## What the exercise asks
In the entries that follow, count each line containing "this" and state the total, nothing more.

Data extract start

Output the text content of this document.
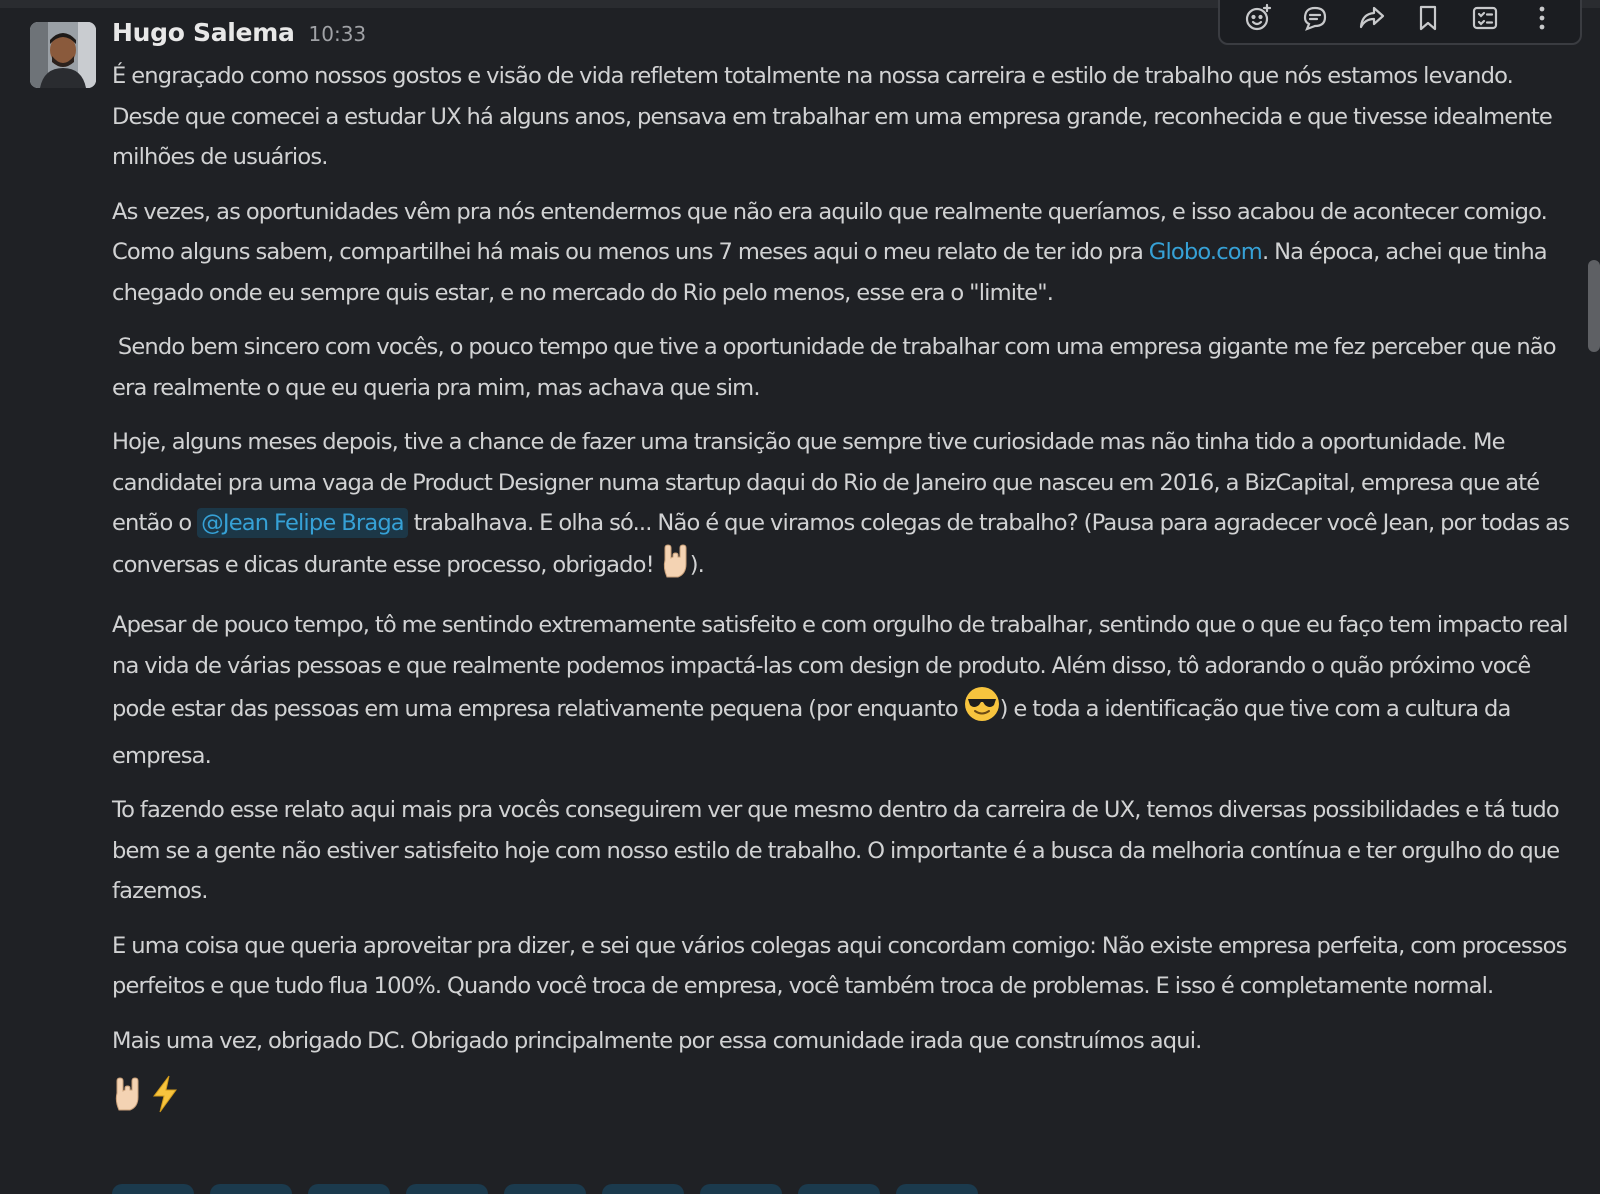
Hugo Salema 10:33

É engraçado como nossos gostos e visão de vida refletem totalmente na nossa carreira e estilo de trabalho que nós estamos levando. Desde que comecei a estudar UX há alguns anos, pensava em trabalhar em uma empresa grande, reconhecida e que tivesse idealmente milhões de usuários.

As vezes, as oportunidades vêm pra nós entendermos que não era aquilo que realmente queríamos, e isso acabou de acontecer comigo.
Como alguns sabem, compartilhei há mais ou menos uns 7 meses aqui o meu relato de ter ido pra Globo.com. Na época, achei que tinha chegado onde eu sempre quis estar, e no mercado do Rio pelo menos, esse era o "limite".

Sendo bem sincero com vocês, o pouco tempo que tive a oportunidade de trabalhar com uma empresa gigante me fez perceber que não era realmente o que eu queria pra mim, mas achava que sim.

Hoje, alguns meses depois, tive a chance de fazer uma transição que sempre tive curiosidade mas não tinha tido a oportunidade. Me candidatei pra uma vaga de Product Designer numa startup daqui do Rio de Janeiro que nasceu em 2016, a BizCapital, empresa que até então o @Jean Felipe Braga trabalhava. E olha só... Não é que viramos colegas de trabalho? (Pausa para agradecer você Jean, por todas as conversas e dicas durante esse processo, obrigado! ).

Apesar de pouco tempo, tô me sentindo extremamente satisfeito e com orgulho de trabalhar, sentindo que o que eu faço tem impacto real na vida de várias pessoas e que realmente podemos impactá-las com design de produto. Além disso, tô adorando o quão próximo você pode estar das pessoas em uma empresa relativamente pequena (por enquanto ) e toda a identificação que tive com a cultura da empresa.

To fazendo esse relato aqui mais pra vocês conseguirem ver que mesmo dentro da carreira de UX, temos diversas possibilidades e tá tudo bem se a gente não estiver satisfeito hoje com nosso estilo de trabalho. O importante é a busca da melhoria contínua e ter orgulho do que fazemos.

E uma coisa que queria aproveitar pra dizer, e sei que vários colegas aqui concordam comigo: Não existe empresa perfeita, com processos perfeitos e que tudo flua 100%. Quando você troca de empresa, você também troca de problemas. E isso é completamente normal.

Mais uma vez, obrigado DC. Obrigado principalmente por essa comunidade irada que construímos aqui.
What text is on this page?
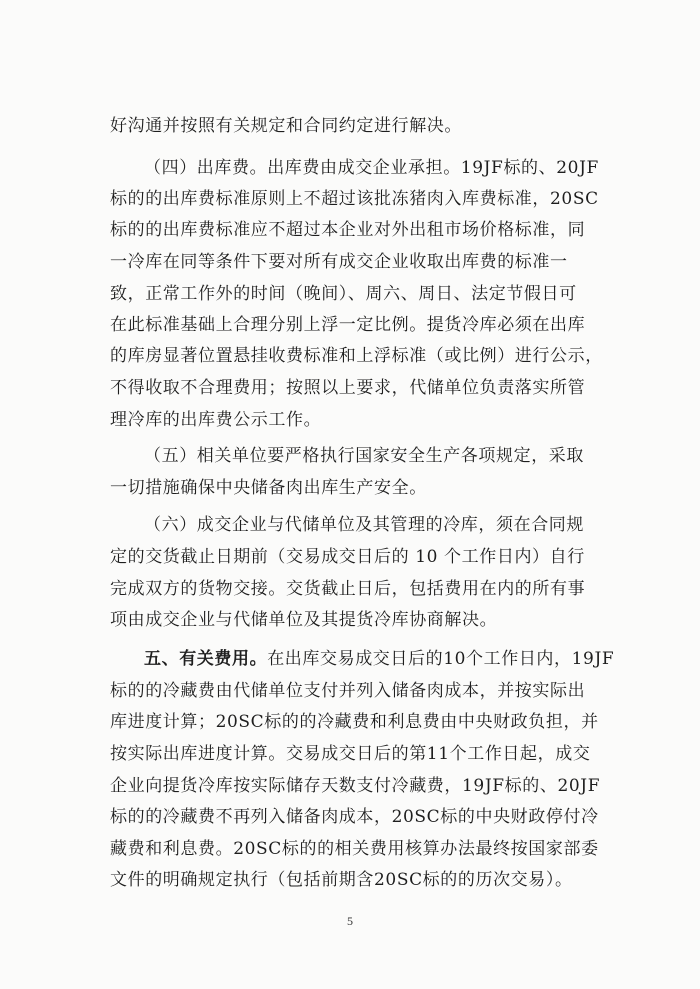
好沟通并按照有关规定和合同约定进行解决。
（四）出库费。出库费由成交企业承担。19JF标的、20JF
标的的出库费标准原则上不超过该批冻猪肉入库费标准，20SC
标的的出库费标准应不超过本企业对外出租市场价格标准，同
一冷库在同等条件下要对所有成交企业收取出库费的标准一
致，正常工作外的时间（晚间）、周六、周日、法定节假日可
在此标准基础上合理分别上浮一定比例。提货冷库必须在出库
的库房显著位置悬挂收费标准和上浮标准（或比例）进行公示，
不得收取不合理费用；按照以上要求，代储单位负责落实所管
理冷库的出库费公示工作。
（五）相关单位要严格执行国家安全生产各项规定，采取
一切措施确保中央储备肉出库生产安全。
（六）成交企业与代储单位及其管理的冷库，须在合同规
定的交货截止日期前（交易成交日后的 10 个工作日内）自行
完成双方的货物交接。交货截止日后，包括费用在内的所有事
项由成交企业与代储单位及其提货冷库协商解决。
五、有关费用。在出库交易成交日后的10个工作日内，19JF
标的的冷藏费由代储单位支付并列入储备肉成本，并按实际出
库进度计算；20SC标的的冷藏费和利息费由中央财政负担，并
按实际出库进度计算。交易成交日后的第11个工作日起，成交
企业向提货冷库按实际储存天数支付冷藏费，19JF标的、20JF
标的的冷藏费不再列入储备肉成本，20SC标的中央财政停付冷
藏费和利息费。20SC标的的相关费用核算办法最终按国家部委
文件的明确规定执行（包括前期含20SC标的的历次交易）。
5
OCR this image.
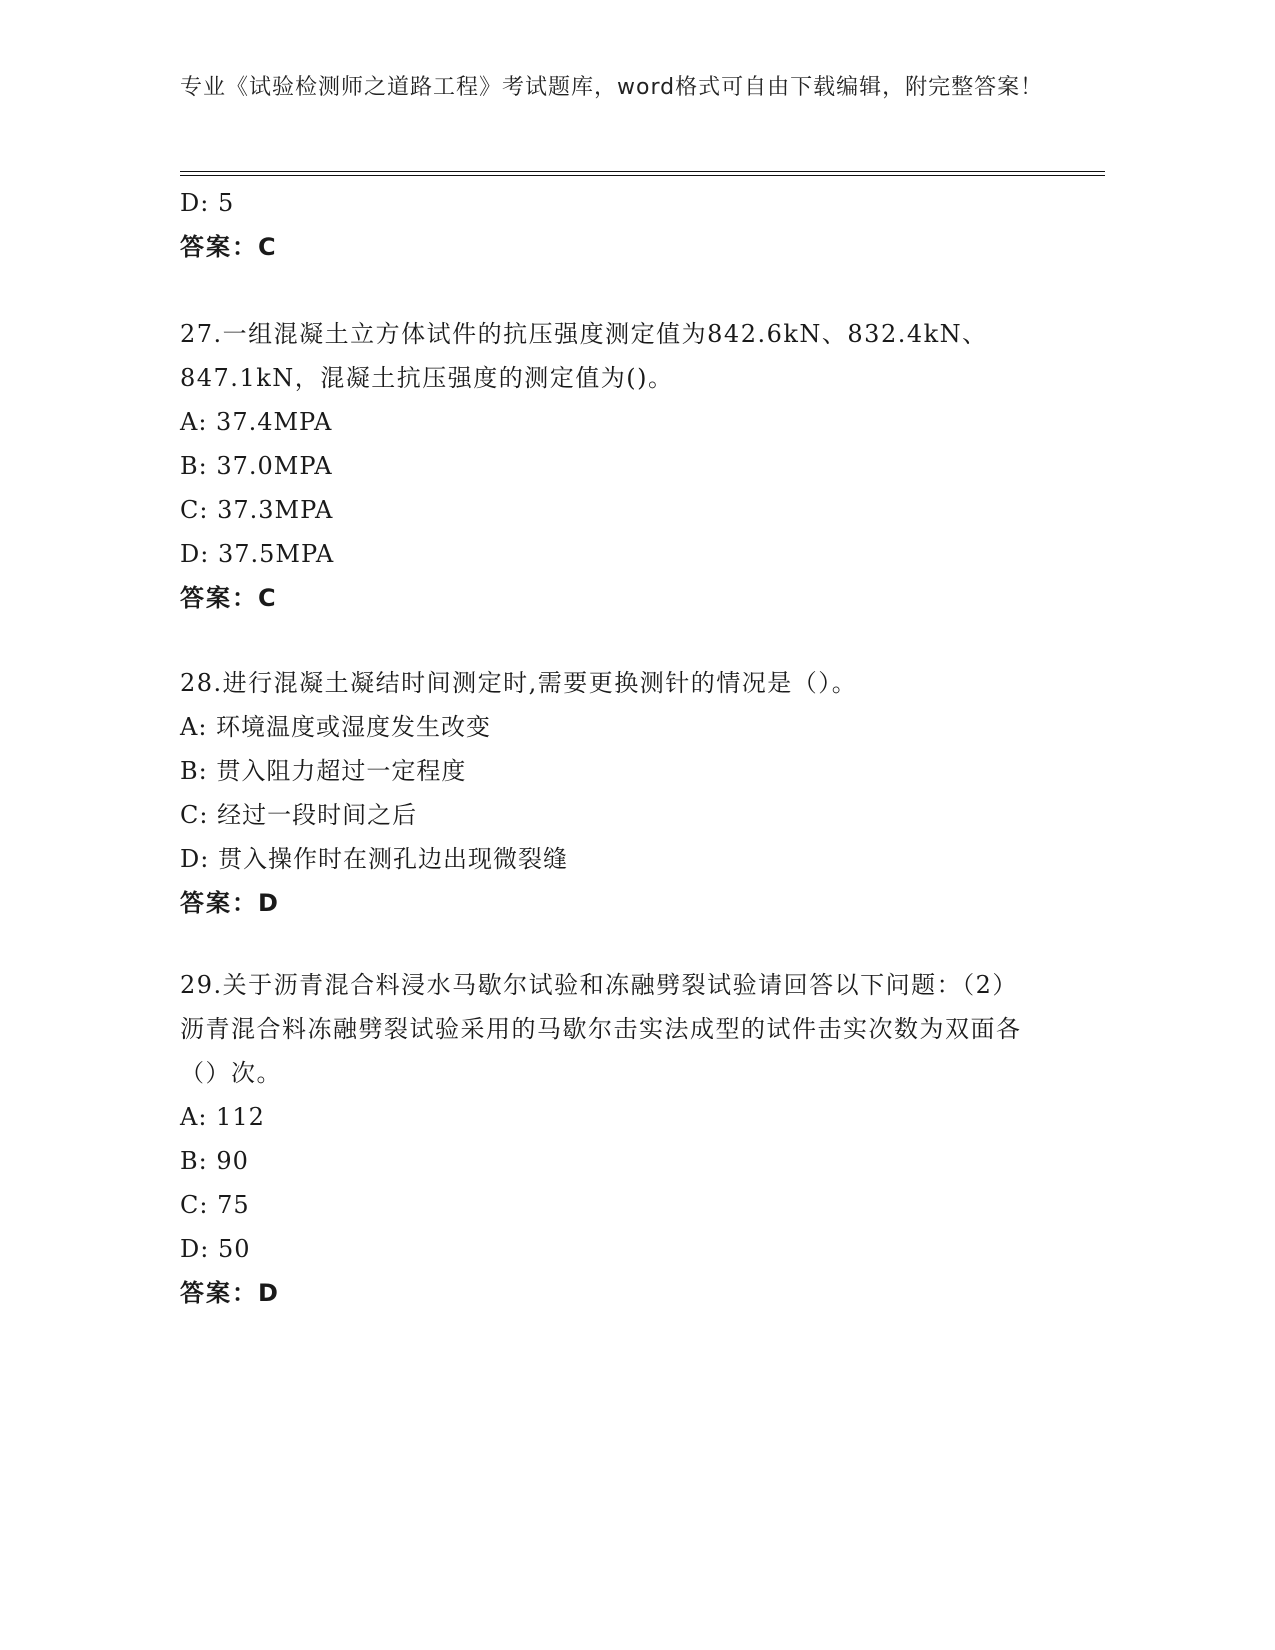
专业《试验检测师之道路工程》考试题库，word格式可自由下载编辑，附完整答案！
D: 5
答案：C
27.一组混凝土立方体试件的抗压强度测定值为842.6kN、832.4kN、847.1kN，混凝土抗压强度的测定值为()。
A: 37.4MPA
B: 37.0MPA
C: 37.3MPA
D: 37.5MPA
答案：C
28.进行混凝土凝结时间测定时,需要更换测针的情况是（）。
A: 环境温度或湿度发生改变
B: 贯入阻力超过一定程度
C: 经过一段时间之后
D: 贯入操作时在测孔边出现微裂缝
答案：D
29.关于沥青混合料浸水马歇尔试验和冻融劈裂试验请回答以下问题：（2）沥青混合料冻融劈裂试验采用的马歇尔击实法成型的试件击实次数为双面各（）次。
A: 112
B: 90
C: 75
D: 50
答案：D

Data extract end

## Reply
3